What needs to be done: Leave out the pictures and repeat the data exactly.

Listed entries:

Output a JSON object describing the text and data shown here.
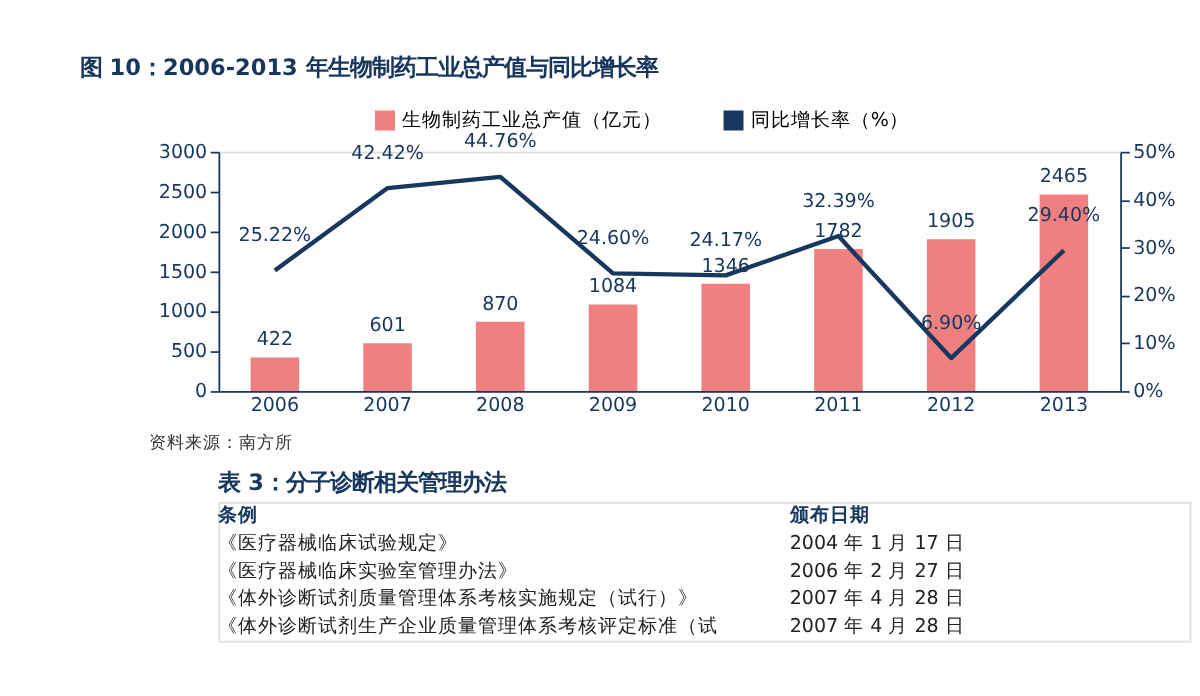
{
  "chart_data": [
    {
      "type": "bar",
      "title": "图 10：2006-2013 年生物制药工业总产值与同比增长率",
      "categories": [
        "2006",
        "2007",
        "2008",
        "2009",
        "2010",
        "2011",
        "2012",
        "2013"
      ],
      "series": [
        {
          "name": "生物制药工业总产值（亿元）",
          "color": "#f08080",
          "values": [
            422,
            601,
            870,
            1084,
            1346,
            1782,
            1905,
            2465
          ],
          "value_labels": [
            "422",
            "601",
            "870",
            "1084",
            "1346",
            "1782",
            "1905",
            "2465"
          ]
        },
        {
          "name": "同比增长率（%）",
          "type": "line",
          "axis": "y2",
          "color": "#17375e",
          "values": [
            25.22,
            42.42,
            44.76,
            24.6,
            24.17,
            32.39,
            6.9,
            29.4
          ],
          "value_labels": [
            "25.22%",
            "42.42%",
            "44.76%",
            "24.60%",
            "24.17%",
            "32.39%",
            "6.90%",
            "29.40%"
          ]
        }
      ],
      "ylim": [
        0,
        3000
      ],
      "yticks": [
        0,
        500,
        1000,
        1500,
        2000,
        2500,
        3000
      ],
      "y2lim": [
        0,
        50
      ],
      "y2ticks": [
        {
          "value": 0,
          "label": "0%"
        },
        {
          "value": 10,
          "label": "10%"
        },
        {
          "value": 20,
          "label": "20%"
        },
        {
          "value": 30,
          "label": "30%"
        },
        {
          "value": 40,
          "label": "40%"
        },
        {
          "value": 50,
          "label": "50%"
        }
      ],
      "legend": "top",
      "annotations": [
        "资料来源：南方所"
      ]
    },
    {
      "type": "other",
      "title": "表 3：分子诊断相关管理办法",
      "annotations": [
        "条例",
        "颁布日期",
        "《医疗器械临床试验规定》",
        "2004 年 1 月 17 日",
        "《医疗器械临床实验室管理办法》",
        "2006 年 2 月 27 日",
        "《体外诊断试剂质量管理体系考核实施规定（试行）》",
        "2007 年 4 月 28 日",
        "《体外诊断试剂生产企业质量管理体系考核评定标准（试",
        "2007 年 4 月 28 日"
      ]
    }
  ]
}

Result for this exercise:
Output a JSON object describing the text and data shown here.
{
  "chart_data": [
    {
      "type": "bar",
      "title": "图 10：2006-2013 年生物制药工业总产值与同比增长率",
      "categories": [
        "2006",
        "2007",
        "2008",
        "2009",
        "2010",
        "2011",
        "2012",
        "2013"
      ],
      "series": [
        {
          "name": "生物制药工业总产值（亿元）",
          "color": "#f08080",
          "values": [
            422,
            601,
            870,
            1084,
            1346,
            1782,
            1905,
            2465
          ],
          "value_labels": [
            "422",
            "601",
            "870",
            "1084",
            "1346",
            "1782",
            "1905",
            "2465"
          ]
        },
        {
          "name": "同比增长率（%）",
          "type": "line",
          "axis": "y2",
          "color": "#17375e",
          "values": [
            25.22,
            42.42,
            44.76,
            24.6,
            24.17,
            32.39,
            6.9,
            29.4
          ],
          "value_labels": [
            "25.22%",
            "42.42%",
            "44.76%",
            "24.60%",
            "24.17%",
            "32.39%",
            "6.90%",
            "29.40%"
          ]
        }
      ],
      "ylim": [
        0,
        3000
      ],
      "yticks": [
        0,
        500,
        1000,
        1500,
        2000,
        2500,
        3000
      ],
      "y2lim": [
        0,
        50
      ],
      "y2ticks": [
        {
          "value": 0,
          "label": "0%"
        },
        {
          "value": 10,
          "label": "10%"
        },
        {
          "value": 20,
          "label": "20%"
        },
        {
          "value": 30,
          "label": "30%"
        },
        {
          "value": 40,
          "label": "40%"
        },
        {
          "value": 50,
          "label": "50%"
        }
      ],
      "legend": "top",
      "annotations": [
        "资料来源：南方所"
      ]
    },
    {
      "type": "other",
      "title": "表 3：分子诊断相关管理办法",
      "annotations": [
        "条例",
        "颁布日期",
        "《医疗器械临床试验规定》",
        "2004 年 1 月 17 日",
        "《医疗器械临床实验室管理办法》",
        "2006 年 2 月 27 日",
        "《体外诊断试剂质量管理体系考核实施规定（试行）》",
        "2007 年 4 月 28 日",
        "《体外诊断试剂生产企业质量管理体系考核评定标准（试",
        "2007 年 4 月 28 日"
      ]
    }
  ]
}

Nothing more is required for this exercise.